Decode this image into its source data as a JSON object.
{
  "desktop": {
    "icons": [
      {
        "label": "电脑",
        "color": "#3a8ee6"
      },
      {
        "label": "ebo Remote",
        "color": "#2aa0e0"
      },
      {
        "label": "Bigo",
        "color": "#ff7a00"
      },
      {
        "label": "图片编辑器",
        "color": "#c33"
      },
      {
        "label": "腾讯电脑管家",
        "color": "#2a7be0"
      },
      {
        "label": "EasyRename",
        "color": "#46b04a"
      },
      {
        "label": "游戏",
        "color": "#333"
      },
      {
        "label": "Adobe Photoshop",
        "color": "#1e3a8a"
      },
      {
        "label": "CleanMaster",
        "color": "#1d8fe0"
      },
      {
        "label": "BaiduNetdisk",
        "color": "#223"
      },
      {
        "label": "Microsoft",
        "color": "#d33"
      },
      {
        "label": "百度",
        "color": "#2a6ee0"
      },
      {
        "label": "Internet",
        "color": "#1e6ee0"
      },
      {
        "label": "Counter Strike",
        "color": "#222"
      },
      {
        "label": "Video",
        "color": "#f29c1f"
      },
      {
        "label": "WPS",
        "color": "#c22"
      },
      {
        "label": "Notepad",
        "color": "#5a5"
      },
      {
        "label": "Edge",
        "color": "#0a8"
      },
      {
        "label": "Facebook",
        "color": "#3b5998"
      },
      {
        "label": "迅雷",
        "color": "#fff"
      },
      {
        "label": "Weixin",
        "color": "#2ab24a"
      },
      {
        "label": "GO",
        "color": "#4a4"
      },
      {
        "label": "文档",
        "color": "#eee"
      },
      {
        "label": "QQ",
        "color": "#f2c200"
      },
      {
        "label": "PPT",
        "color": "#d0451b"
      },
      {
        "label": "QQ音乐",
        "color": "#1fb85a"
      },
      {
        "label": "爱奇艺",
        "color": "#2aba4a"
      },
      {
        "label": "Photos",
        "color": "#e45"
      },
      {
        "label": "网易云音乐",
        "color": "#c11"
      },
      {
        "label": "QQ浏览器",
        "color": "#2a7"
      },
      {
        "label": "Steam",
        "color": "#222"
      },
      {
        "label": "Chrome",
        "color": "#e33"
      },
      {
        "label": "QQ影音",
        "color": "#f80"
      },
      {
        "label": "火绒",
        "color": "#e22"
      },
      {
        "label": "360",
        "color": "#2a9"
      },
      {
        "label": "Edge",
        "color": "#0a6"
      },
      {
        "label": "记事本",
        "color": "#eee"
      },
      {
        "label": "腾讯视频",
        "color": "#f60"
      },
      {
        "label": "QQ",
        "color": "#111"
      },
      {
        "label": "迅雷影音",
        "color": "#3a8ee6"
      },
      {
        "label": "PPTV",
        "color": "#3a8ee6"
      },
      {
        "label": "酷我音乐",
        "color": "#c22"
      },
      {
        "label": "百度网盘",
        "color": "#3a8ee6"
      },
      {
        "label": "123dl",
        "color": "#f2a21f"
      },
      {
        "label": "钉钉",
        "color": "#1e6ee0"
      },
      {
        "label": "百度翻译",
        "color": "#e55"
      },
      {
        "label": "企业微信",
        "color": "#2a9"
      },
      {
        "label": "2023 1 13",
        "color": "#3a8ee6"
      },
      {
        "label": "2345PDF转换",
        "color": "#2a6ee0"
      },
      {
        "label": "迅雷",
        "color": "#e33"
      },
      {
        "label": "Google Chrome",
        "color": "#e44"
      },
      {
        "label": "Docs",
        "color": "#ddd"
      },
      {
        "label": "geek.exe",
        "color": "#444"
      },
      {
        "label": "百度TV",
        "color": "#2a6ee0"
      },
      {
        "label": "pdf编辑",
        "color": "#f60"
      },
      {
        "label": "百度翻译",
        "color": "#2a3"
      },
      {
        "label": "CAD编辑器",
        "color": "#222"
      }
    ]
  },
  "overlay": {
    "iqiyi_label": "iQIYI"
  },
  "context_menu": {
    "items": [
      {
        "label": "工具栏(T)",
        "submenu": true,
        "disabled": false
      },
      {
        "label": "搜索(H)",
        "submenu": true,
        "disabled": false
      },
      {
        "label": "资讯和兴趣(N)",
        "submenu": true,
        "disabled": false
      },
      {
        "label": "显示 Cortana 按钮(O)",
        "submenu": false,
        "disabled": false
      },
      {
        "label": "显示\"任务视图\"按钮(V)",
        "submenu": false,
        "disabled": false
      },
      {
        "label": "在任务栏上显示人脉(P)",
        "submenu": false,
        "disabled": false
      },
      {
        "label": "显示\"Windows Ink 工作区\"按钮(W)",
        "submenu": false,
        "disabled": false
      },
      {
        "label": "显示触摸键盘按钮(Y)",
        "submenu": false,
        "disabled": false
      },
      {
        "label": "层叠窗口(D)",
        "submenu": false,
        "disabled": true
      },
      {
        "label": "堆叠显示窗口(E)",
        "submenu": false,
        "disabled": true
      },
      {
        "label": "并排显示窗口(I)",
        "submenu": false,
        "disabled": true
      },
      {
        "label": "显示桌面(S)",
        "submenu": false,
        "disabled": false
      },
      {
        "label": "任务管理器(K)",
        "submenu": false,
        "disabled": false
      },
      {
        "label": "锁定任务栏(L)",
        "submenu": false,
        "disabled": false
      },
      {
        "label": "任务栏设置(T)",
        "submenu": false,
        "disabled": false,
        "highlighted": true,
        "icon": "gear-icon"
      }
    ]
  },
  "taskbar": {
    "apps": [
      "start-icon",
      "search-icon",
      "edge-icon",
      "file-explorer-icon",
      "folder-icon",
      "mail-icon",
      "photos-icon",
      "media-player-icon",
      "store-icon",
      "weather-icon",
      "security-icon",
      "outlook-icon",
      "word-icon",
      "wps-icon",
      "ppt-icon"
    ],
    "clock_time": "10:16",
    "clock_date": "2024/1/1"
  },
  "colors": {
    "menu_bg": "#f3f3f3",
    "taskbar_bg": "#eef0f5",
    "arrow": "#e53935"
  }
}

--------

• **What is being asked**: Write out every line exactly as it stands.

• **Reply**:
Decode this image into its source data as a JSON object.
{
  "desktop": {
    "icons": [
      {
        "label": "电脑",
        "color": "#3a8ee6"
      },
      {
        "label": "ebo Remote",
        "color": "#2aa0e0"
      },
      {
        "label": "Bigo",
        "color": "#ff7a00"
      },
      {
        "label": "图片编辑器",
        "color": "#c33"
      },
      {
        "label": "腾讯电脑管家",
        "color": "#2a7be0"
      },
      {
        "label": "EasyRename",
        "color": "#46b04a"
      },
      {
        "label": "游戏",
        "color": "#333"
      },
      {
        "label": "Adobe Photoshop",
        "color": "#1e3a8a"
      },
      {
        "label": "CleanMaster",
        "color": "#1d8fe0"
      },
      {
        "label": "BaiduNetdisk",
        "color": "#223"
      },
      {
        "label": "Microsoft",
        "color": "#d33"
      },
      {
        "label": "百度",
        "color": "#2a6ee0"
      },
      {
        "label": "Internet",
        "color": "#1e6ee0"
      },
      {
        "label": "Counter Strike",
        "color": "#222"
      },
      {
        "label": "Video",
        "color": "#f29c1f"
      },
      {
        "label": "WPS",
        "color": "#c22"
      },
      {
        "label": "Notepad",
        "color": "#5a5"
      },
      {
        "label": "Edge",
        "color": "#0a8"
      },
      {
        "label": "Facebook",
        "color": "#3b5998"
      },
      {
        "label": "迅雷",
        "color": "#fff"
      },
      {
        "label": "Weixin",
        "color": "#2ab24a"
      },
      {
        "label": "GO",
        "color": "#4a4"
      },
      {
        "label": "文档",
        "color": "#eee"
      },
      {
        "label": "QQ",
        "color": "#f2c200"
      },
      {
        "label": "PPT",
        "color": "#d0451b"
      },
      {
        "label": "QQ音乐",
        "color": "#1fb85a"
      },
      {
        "label": "爱奇艺",
        "color": "#2aba4a"
      },
      {
        "label": "Photos",
        "color": "#e45"
      },
      {
        "label": "网易云音乐",
        "color": "#c11"
      },
      {
        "label": "QQ浏览器",
        "color": "#2a7"
      },
      {
        "label": "Steam",
        "color": "#222"
      },
      {
        "label": "Chrome",
        "color": "#e33"
      },
      {
        "label": "QQ影音",
        "color": "#f80"
      },
      {
        "label": "火绒",
        "color": "#e22"
      },
      {
        "label": "360",
        "color": "#2a9"
      },
      {
        "label": "Edge",
        "color": "#0a6"
      },
      {
        "label": "记事本",
        "color": "#eee"
      },
      {
        "label": "腾讯视频",
        "color": "#f60"
      },
      {
        "label": "QQ",
        "color": "#111"
      },
      {
        "label": "迅雷影音",
        "color": "#3a8ee6"
      },
      {
        "label": "PPTV",
        "color": "#3a8ee6"
      },
      {
        "label": "酷我音乐",
        "color": "#c22"
      },
      {
        "label": "百度网盘",
        "color": "#3a8ee6"
      },
      {
        "label": "123dl",
        "color": "#f2a21f"
      },
      {
        "label": "钉钉",
        "color": "#1e6ee0"
      },
      {
        "label": "百度翻译",
        "color": "#e55"
      },
      {
        "label": "企业微信",
        "color": "#2a9"
      },
      {
        "label": "2023 1 13",
        "color": "#3a8ee6"
      },
      {
        "label": "2345PDF转换",
        "color": "#2a6ee0"
      },
      {
        "label": "迅雷",
        "color": "#e33"
      },
      {
        "label": "Google Chrome",
        "color": "#e44"
      },
      {
        "label": "Docs",
        "color": "#ddd"
      },
      {
        "label": "geek.exe",
        "color": "#444"
      },
      {
        "label": "百度TV",
        "color": "#2a6ee0"
      },
      {
        "label": "pdf编辑",
        "color": "#f60"
      },
      {
        "label": "百度翻译",
        "color": "#2a3"
      },
      {
        "label": "CAD编辑器",
        "color": "#222"
      }
    ]
  },
  "overlay": {
    "iqiyi_label": "iQIYI"
  },
  "context_menu": {
    "items": [
      {
        "label": "工具栏(T)",
        "submenu": true,
        "disabled": false
      },
      {
        "label": "搜索(H)",
        "submenu": true,
        "disabled": false
      },
      {
        "label": "资讯和兴趣(N)",
        "submenu": true,
        "disabled": false
      },
      {
        "label": "显示 Cortana 按钮(O)",
        "submenu": false,
        "disabled": false
      },
      {
        "label": "显示\"任务视图\"按钮(V)",
        "submenu": false,
        "disabled": false
      },
      {
        "label": "在任务栏上显示人脉(P)",
        "submenu": false,
        "disabled": false
      },
      {
        "label": "显示\"Windows Ink 工作区\"按钮(W)",
        "submenu": false,
        "disabled": false
      },
      {
        "label": "显示触摸键盘按钮(Y)",
        "submenu": false,
        "disabled": false
      },
      {
        "label": "层叠窗口(D)",
        "submenu": false,
        "disabled": true
      },
      {
        "label": "堆叠显示窗口(E)",
        "submenu": false,
        "disabled": true
      },
      {
        "label": "并排显示窗口(I)",
        "submenu": false,
        "disabled": true
      },
      {
        "label": "显示桌面(S)",
        "submenu": false,
        "disabled": false
      },
      {
        "label": "任务管理器(K)",
        "submenu": false,
        "disabled": false
      },
      {
        "label": "锁定任务栏(L)",
        "submenu": false,
        "disabled": false
      },
      {
        "label": "任务栏设置(T)",
        "submenu": false,
        "disabled": false,
        "highlighted": true,
        "icon": "gear-icon"
      }
    ]
  },
  "taskbar": {
    "apps": [
      "start-icon",
      "search-icon",
      "edge-icon",
      "file-explorer-icon",
      "folder-icon",
      "mail-icon",
      "photos-icon",
      "media-player-icon",
      "store-icon",
      "weather-icon",
      "security-icon",
      "outlook-icon",
      "word-icon",
      "wps-icon",
      "ppt-icon"
    ],
    "clock_time": "10:16",
    "clock_date": "2024/1/1"
  },
  "colors": {
    "menu_bg": "#f3f3f3",
    "taskbar_bg": "#eef0f5",
    "arrow": "#e53935"
  }
}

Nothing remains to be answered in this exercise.